* [Exercise material]

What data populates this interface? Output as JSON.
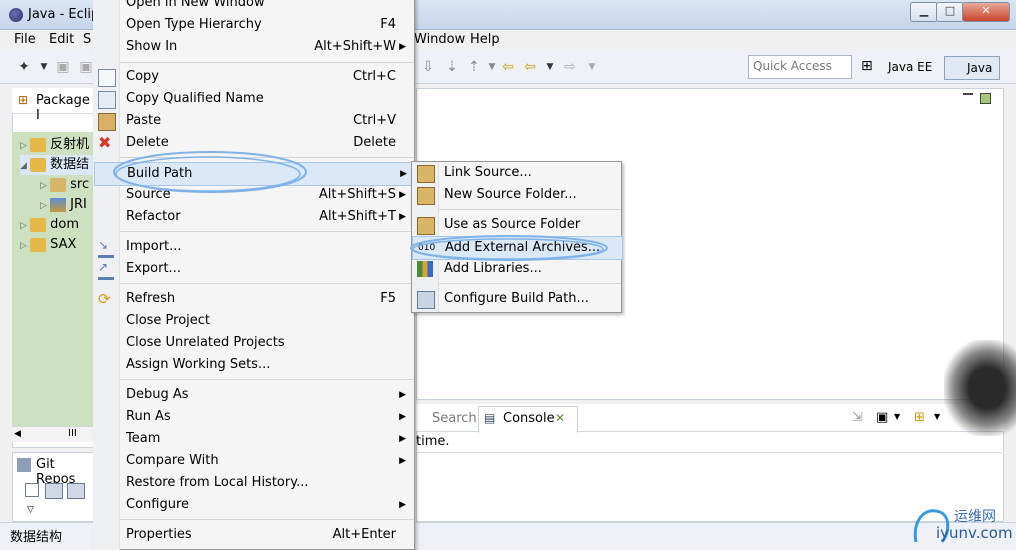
{
  "window": {
    "title": "Java - Eclip",
    "controls": {
      "minimize": "▁",
      "maximize": "□",
      "close": "✕"
    }
  },
  "menubar": {
    "items": [
      "File",
      "Edit",
      "S",
      "Window",
      "Help"
    ]
  },
  "toolbar": {
    "quick_access_placeholder": "Quick Access",
    "perspectives": [
      "Java EE",
      "Java"
    ]
  },
  "package_explorer": {
    "tab_label": "Package I",
    "tree": [
      {
        "label": "反射机",
        "level": 0,
        "expanded": false
      },
      {
        "label": "数据结",
        "level": 0,
        "expanded": true
      },
      {
        "label": "src",
        "level": 1,
        "expanded": false
      },
      {
        "label": "JRI",
        "level": 1,
        "expanded": false
      },
      {
        "label": "dom",
        "level": 0,
        "expanded": false
      },
      {
        "label": "SAX",
        "level": 0,
        "expanded": false
      }
    ],
    "scroll_label": "III"
  },
  "git_panel": {
    "tab_label": "Git Repos"
  },
  "status_bar": {
    "text": "数据结构"
  },
  "console": {
    "tabs": [
      "Search",
      "Console"
    ],
    "content": "time."
  },
  "context_menu": {
    "items": [
      {
        "label": "Open in New Window",
        "accelerator": "",
        "submenu": false,
        "icon": ""
      },
      {
        "label": "Open Type Hierarchy",
        "accelerator": "F4",
        "submenu": false,
        "icon": ""
      },
      {
        "label": "Show In",
        "accelerator": "Alt+Shift+W",
        "submenu": true,
        "icon": ""
      },
      {
        "label": "Copy",
        "accelerator": "Ctrl+C",
        "submenu": false,
        "icon": "copy-icon"
      },
      {
        "label": "Copy Qualified Name",
        "accelerator": "",
        "submenu": false,
        "icon": "copy-qualified-icon"
      },
      {
        "label": "Paste",
        "accelerator": "Ctrl+V",
        "submenu": false,
        "icon": "paste-icon"
      },
      {
        "label": "Delete",
        "accelerator": "Delete",
        "submenu": false,
        "icon": "delete-icon"
      },
      {
        "label": "Build Path",
        "accelerator": "",
        "submenu": true,
        "icon": "",
        "highlighted": true
      },
      {
        "label": "Source",
        "accelerator": "Alt+Shift+S",
        "submenu": true,
        "icon": ""
      },
      {
        "label": "Refactor",
        "accelerator": "Alt+Shift+T",
        "submenu": true,
        "icon": ""
      },
      {
        "label": "Import...",
        "accelerator": "",
        "submenu": false,
        "icon": "import-icon"
      },
      {
        "label": "Export...",
        "accelerator": "",
        "submenu": false,
        "icon": "export-icon"
      },
      {
        "label": "Refresh",
        "accelerator": "F5",
        "submenu": false,
        "icon": "refresh-icon"
      },
      {
        "label": "Close Project",
        "accelerator": "",
        "submenu": false,
        "icon": ""
      },
      {
        "label": "Close Unrelated Projects",
        "accelerator": "",
        "submenu": false,
        "icon": ""
      },
      {
        "label": "Assign Working Sets...",
        "accelerator": "",
        "submenu": false,
        "icon": ""
      },
      {
        "label": "Debug As",
        "accelerator": "",
        "submenu": true,
        "icon": ""
      },
      {
        "label": "Run As",
        "accelerator": "",
        "submenu": true,
        "icon": ""
      },
      {
        "label": "Team",
        "accelerator": "",
        "submenu": true,
        "icon": ""
      },
      {
        "label": "Compare With",
        "accelerator": "",
        "submenu": true,
        "icon": ""
      },
      {
        "label": "Restore from Local History...",
        "accelerator": "",
        "submenu": false,
        "icon": ""
      },
      {
        "label": "Configure",
        "accelerator": "",
        "submenu": true,
        "icon": ""
      },
      {
        "label": "Properties",
        "accelerator": "Alt+Enter",
        "submenu": false,
        "icon": ""
      }
    ]
  },
  "build_path_submenu": {
    "items": [
      {
        "label": "Link Source...",
        "icon": "link-source-icon"
      },
      {
        "label": "New Source Folder...",
        "icon": "new-source-folder-icon"
      },
      {
        "label": "Use as Source Folder",
        "icon": "use-source-folder-icon"
      },
      {
        "label": "Add External Archives...",
        "icon": "jar-archive-icon",
        "highlighted": true
      },
      {
        "label": "Add Libraries...",
        "icon": "libraries-icon"
      },
      {
        "label": "Configure Build Path...",
        "icon": "configure-build-path-icon"
      }
    ]
  },
  "watermark": {
    "text": "运维网",
    "subtext": "iyunv.com"
  },
  "colors": {
    "menu_highlight": "#dbe8f7",
    "annotation_circle": "#7fb3e8",
    "tree_background": "#cde0c0"
  }
}
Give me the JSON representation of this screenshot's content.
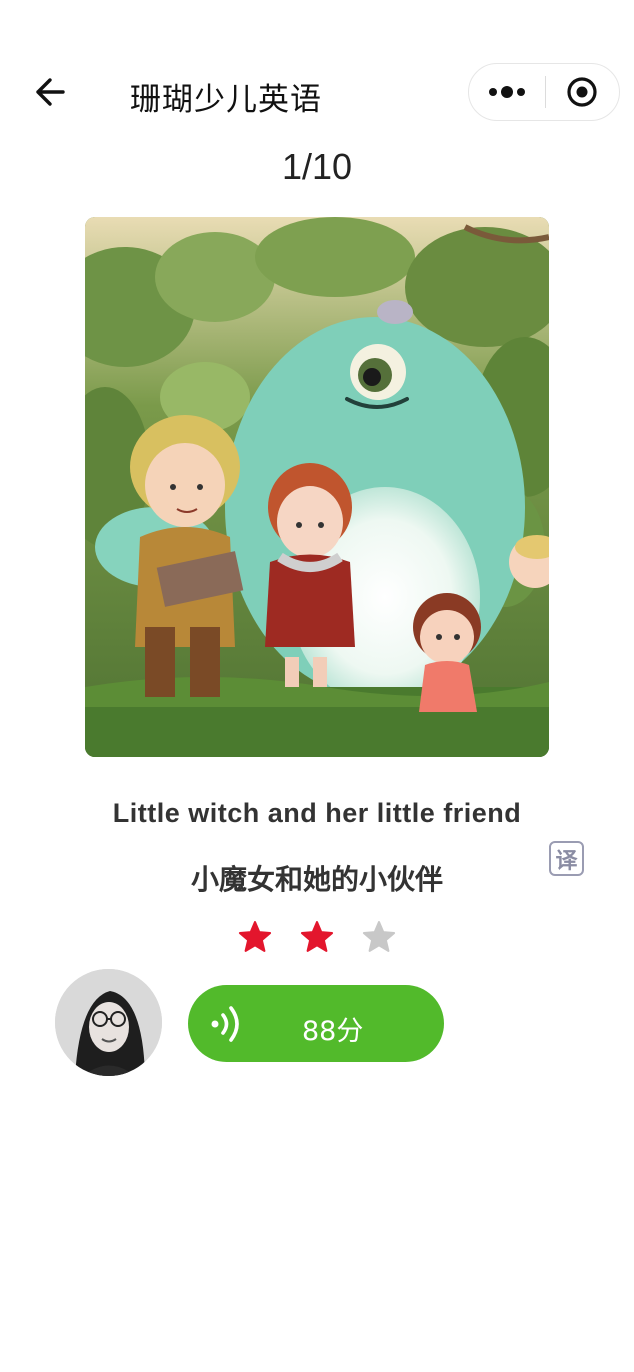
{
  "header": {
    "title": "珊瑚少儿英语",
    "back_icon": "arrow-left-icon",
    "more_icon": "more-dots-icon",
    "close_icon": "target-circle-icon"
  },
  "progress": {
    "label": "1/10",
    "current": 1,
    "total": 10
  },
  "sentence": {
    "english": "Little witch and her little friend",
    "chinese": "小魔女和她的小伙伴",
    "translate_label": "译"
  },
  "rating": {
    "stars_filled": 2,
    "stars_total": 3,
    "filled_color": "#e3162d",
    "empty_color": "#c8c8c8"
  },
  "recording": {
    "score_label": "88分",
    "play_icon": "voice-wave-icon",
    "button_color": "#52ba2b"
  }
}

* [Problem statement]
Print out the lines exactly, skipping any picture.

* [Worked solution]
What data populates this interface? Output as JSON.
{
  "window": {
    "title": "Java - Eclip",
    "controls": {
      "minimize": "▁",
      "maximize": "□",
      "close": "✕"
    }
  },
  "menubar": {
    "items": [
      "File",
      "Edit",
      "S",
      "Window",
      "Help"
    ]
  },
  "toolbar": {
    "quick_access_placeholder": "Quick Access",
    "perspectives": [
      "Java EE",
      "Java"
    ]
  },
  "package_explorer": {
    "tab_label": "Package I",
    "tree": [
      {
        "label": "反射机",
        "level": 0,
        "expanded": false
      },
      {
        "label": "数据结",
        "level": 0,
        "expanded": true
      },
      {
        "label": "src",
        "level": 1,
        "expanded": false
      },
      {
        "label": "JRI",
        "level": 1,
        "expanded": false
      },
      {
        "label": "dom",
        "level": 0,
        "expanded": false
      },
      {
        "label": "SAX",
        "level": 0,
        "expanded": false
      }
    ],
    "scroll_label": "III"
  },
  "git_panel": {
    "tab_label": "Git Repos"
  },
  "status_bar": {
    "text": "数据结构"
  },
  "console": {
    "tabs": [
      "Search",
      "Console"
    ],
    "content": "time."
  },
  "context_menu": {
    "items": [
      {
        "label": "Open in New Window",
        "accelerator": "",
        "submenu": false,
        "icon": ""
      },
      {
        "label": "Open Type Hierarchy",
        "accelerator": "F4",
        "submenu": false,
        "icon": ""
      },
      {
        "label": "Show In",
        "accelerator": "Alt+Shift+W",
        "submenu": true,
        "icon": ""
      },
      {
        "label": "Copy",
        "accelerator": "Ctrl+C",
        "submenu": false,
        "icon": "copy-icon"
      },
      {
        "label": "Copy Qualified Name",
        "accelerator": "",
        "submenu": false,
        "icon": "copy-qualified-icon"
      },
      {
        "label": "Paste",
        "accelerator": "Ctrl+V",
        "submenu": false,
        "icon": "paste-icon"
      },
      {
        "label": "Delete",
        "accelerator": "Delete",
        "submenu": false,
        "icon": "delete-icon"
      },
      {
        "label": "Build Path",
        "accelerator": "",
        "submenu": true,
        "icon": "",
        "highlighted": true
      },
      {
        "label": "Source",
        "accelerator": "Alt+Shift+S",
        "submenu": true,
        "icon": ""
      },
      {
        "label": "Refactor",
        "accelerator": "Alt+Shift+T",
        "submenu": true,
        "icon": ""
      },
      {
        "label": "Import...",
        "accelerator": "",
        "submenu": false,
        "icon": "import-icon"
      },
      {
        "label": "Export...",
        "accelerator": "",
        "submenu": false,
        "icon": "export-icon"
      },
      {
        "label": "Refresh",
        "accelerator": "F5",
        "submenu": false,
        "icon": "refresh-icon"
      },
      {
        "label": "Close Project",
        "accelerator": "",
        "submenu": false,
        "icon": ""
      },
      {
        "label": "Close Unrelated Projects",
        "accelerator": "",
        "submenu": false,
        "icon": ""
      },
      {
        "label": "Assign Working Sets...",
        "accelerator": "",
        "submenu": false,
        "icon": ""
      },
      {
        "label": "Debug As",
        "accelerator": "",
        "submenu": true,
        "icon": ""
      },
      {
        "label": "Run As",
        "accelerator": "",
        "submenu": true,
        "icon": ""
      },
      {
        "label": "Team",
        "accelerator": "",
        "submenu": true,
        "icon": ""
      },
      {
        "label": "Compare With",
        "accelerator": "",
        "submenu": true,
        "icon": ""
      },
      {
        "label": "Restore from Local History...",
        "accelerator": "",
        "submenu": false,
        "icon": ""
      },
      {
        "label": "Configure",
        "accelerator": "",
        "submenu": true,
        "icon": ""
      },
      {
        "label": "Properties",
        "accelerator": "Alt+Enter",
        "submenu": false,
        "icon": ""
      }
    ]
  },
  "build_path_submenu": {
    "items": [
      {
        "label": "Link Source...",
        "icon": "link-source-icon"
      },
      {
        "label": "New Source Folder...",
        "icon": "new-source-folder-icon"
      },
      {
        "label": "Use as Source Folder",
        "icon": "use-source-folder-icon"
      },
      {
        "label": "Add External Archives...",
        "icon": "jar-archive-icon",
        "highlighted": true
      },
      {
        "label": "Add Libraries...",
        "icon": "libraries-icon"
      },
      {
        "label": "Configure Build Path...",
        "icon": "configure-build-path-icon"
      }
    ]
  },
  "watermark": {
    "text": "运维网",
    "subtext": "iyunv.com"
  },
  "colors": {
    "menu_highlight": "#dbe8f7",
    "annotation_circle": "#7fb3e8",
    "tree_background": "#cde0c0"
  }
}
Give me the JSON representation of this screenshot's content.
{
  "header": {
    "title": "珊瑚少儿英语",
    "back_icon": "arrow-left-icon",
    "more_icon": "more-dots-icon",
    "close_icon": "target-circle-icon"
  },
  "progress": {
    "label": "1/10",
    "current": 1,
    "total": 10
  },
  "sentence": {
    "english": "Little witch and her little friend",
    "chinese": "小魔女和她的小伙伴",
    "translate_label": "译"
  },
  "rating": {
    "stars_filled": 2,
    "stars_total": 3,
    "filled_color": "#e3162d",
    "empty_color": "#c8c8c8"
  },
  "recording": {
    "score_label": "88分",
    "play_icon": "voice-wave-icon",
    "button_color": "#52ba2b"
  }
}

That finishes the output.